• **EXERCISE INPUT**

================

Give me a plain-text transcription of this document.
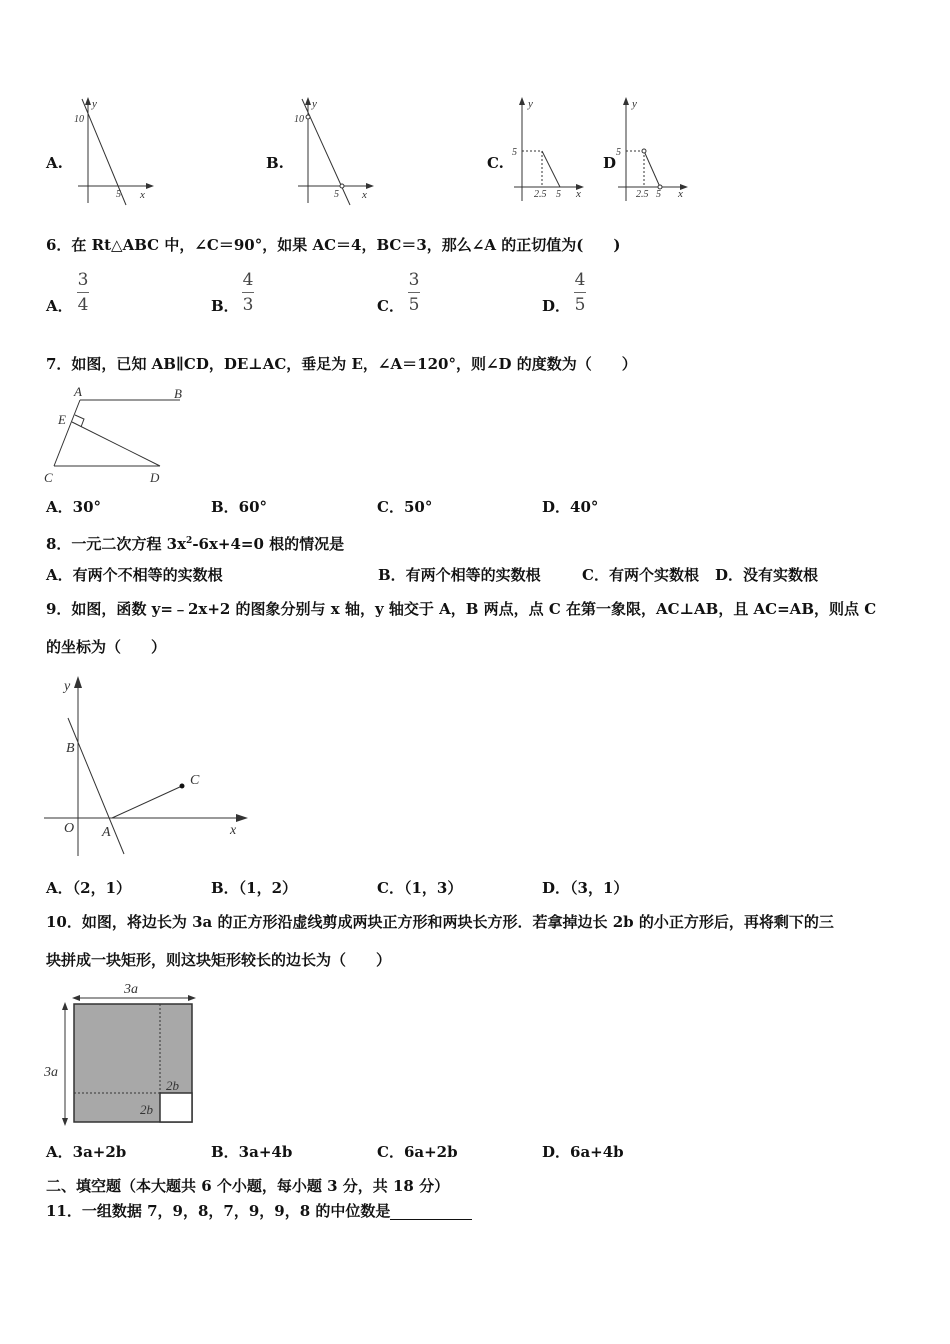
A.
y
x
10
5
B.
y
x
10
5
C.
y
x
5
2.5 5
D
y
x
5
2.5 5
6．在 Rt△ABC 中，∠C＝90°，如果 AC＝4，BC＝3，那么∠A 的正切值为(　　)
A．
3
4	B．
4
3	C．
3
5	D．
4
5
7．如图，已知 AB∥CD，DE⊥AC，垂足为 E，∠A＝120°，则∠D 的度数为（　　）
A	B
E
C	D
A．30°	B．60°	C．50°	D．40°
8．一元二次方程 $3x^2-6x+4=0$ 根的情况是
A．有两个不相等的实数根	B．有两个相等的实数根	C．有两个实数根 D．没有实数根
9．如图，函数 y=﹣2x+2 的图象分别与 x 轴，y 轴交于 A，B 两点，点 C 在第一象限，AC⊥AB，且 AC=AB，则点 C
的坐标为（　　）
y
x
O A
B
C
A．（2，1）	B．（1，2）	C．（1，3）	D．（3，1）
10．如图，将边长为 3a 的正方形沿虚线剪成两块正方形和两块长方形．若拿掉边长 2b 的小正方形后，再将剩下的三
块拼成一块矩形，则这块矩形较长的边长为（　　）
3a
3a
2b
2b
A．3a+2b	B．3a+4b	C．6a+2b	D．6a+4b
二、填空题（本大题共 6 个小题，每小题 3 分，共 18 分）
11．一组数据 7，9，8，7，9，9，8 的中位数是
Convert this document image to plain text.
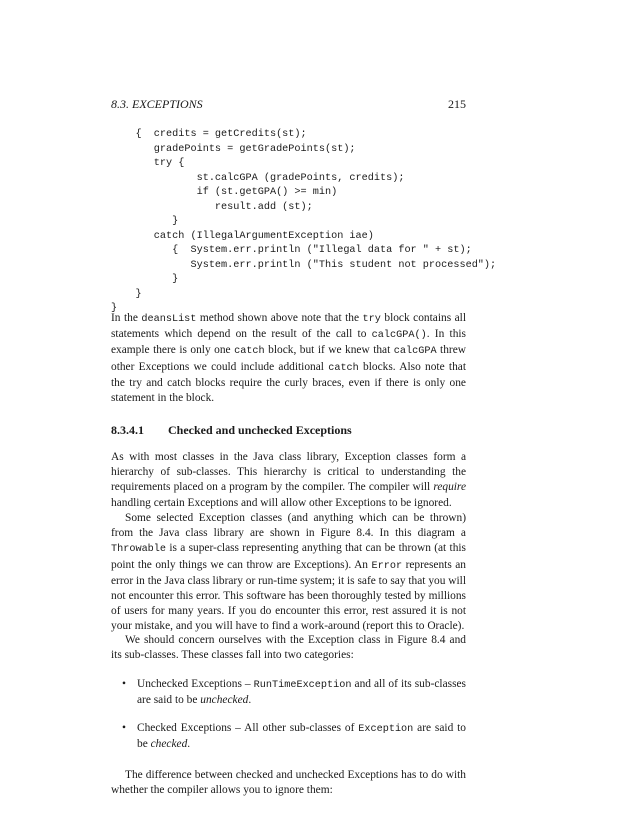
8.3. EXCEPTIONS	215
{  credits = getCredits(st);
gradePoints = getGradePoints(st);
try {
st.calcGPA (gradePoints, credits);
if (st.getGPA() >= min)
result.add (st);
}
catch (IllegalArgumentException iae)
{  System.err.println ("Illegal data for " + st);
System.err.println ("This student not processed");
}
}
}

In the deansList method shown above note that the try block contains all statements which depend on the result of the call to calcGPA(). In this example there is only one catch block, but if we knew that calcGPA threw other Exceptions we could include additional catch blocks. Also note that the try and catch blocks require the curly braces, even if there is only one statement in the block.

8.3.4.1 Checked and unchecked Exceptions

As with most classes in the Java class library, Exception classes form a hierarchy of sub-classes. This hierarchy is critical to understanding the requirements placed on a program by the compiler. The compiler will require handling certain Exceptions and will allow other Exceptions to be ignored.

Some selected Exception classes (and anything which can be thrown) from the Java class library are shown in Figure 8.4. In this diagram a Throwable is a super-class representing anything that can be thrown (at this point the only things we can throw are Exceptions). An Error represents an error in the Java class library or run-time system; it is safe to say that you will not encounter this error. This software has been thoroughly tested by millions of users for many years. If you do encounter this error, rest assured it is not your mistake, and you will have to find a work-around (report this to Oracle).

We should concern ourselves with the Exception class in Figure 8.4 and its sub-classes. These classes fall into two categories:

• Unchecked Exceptions – RunTimeException and all of its sub-classes are said to be unchecked.
• Checked Exceptions – All other sub-classes of Exception are said to be checked.

The difference between checked and unchecked Exceptions has to do with whether the compiler allows you to ignore them:
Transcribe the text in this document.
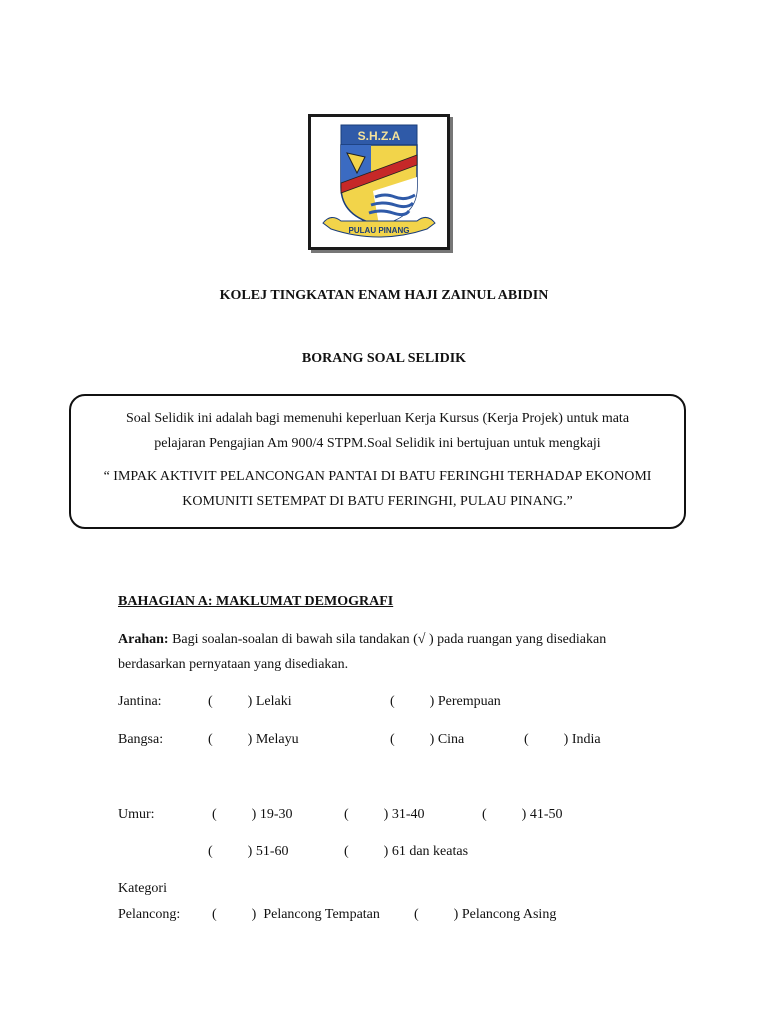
S.H.Z.A
PULAU PINANG
KOLEJ TINGKATAN ENAM HAJI ZAINUL ABIDIN
BORANG SOAL SELIDIK

Soal Selidik ini adalah bagi memenuhi keperluan Kerja Kursus (Kerja Projek) untuk mata

pelajaran Pengajian Am 900/4 STPM.Soal Selidik ini bertujuan untuk mengkaji

“ IMPAK AKTIVIT PELANCONGAN PANTAI DI BATU FERINGHI TERHADAP EKONOMI

KOMUNITI SETEMPAT DI BATU FERINGHI, PULAU PINANG.”

BAHAGIAN A: MAKLUMAT DEMOGRAFI
Arahan: Bagi soalan-soalan di bawah sila tandakan (√ ) pada ruangan yang disediakan
berdasarkan pernyataan yang disediakan.
Jantina:	(          ) Lelaki	(          ) Perempuan
Bangsa:	(          ) Melayu	(          ) Cina	(          ) India
Umur:	(          ) 19-30	(          ) 31-40	(          ) 41-50
(          ) 51-60	(          ) 61 dan keatas
Kategori
Pelancong: (          )  Pelancong Tempatan (          ) Pelancong Asing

================

• **SET EXERCISE**
State only the count of lines above that hold the string "shown".

• **OUTPUT FOR THIS TASK**
2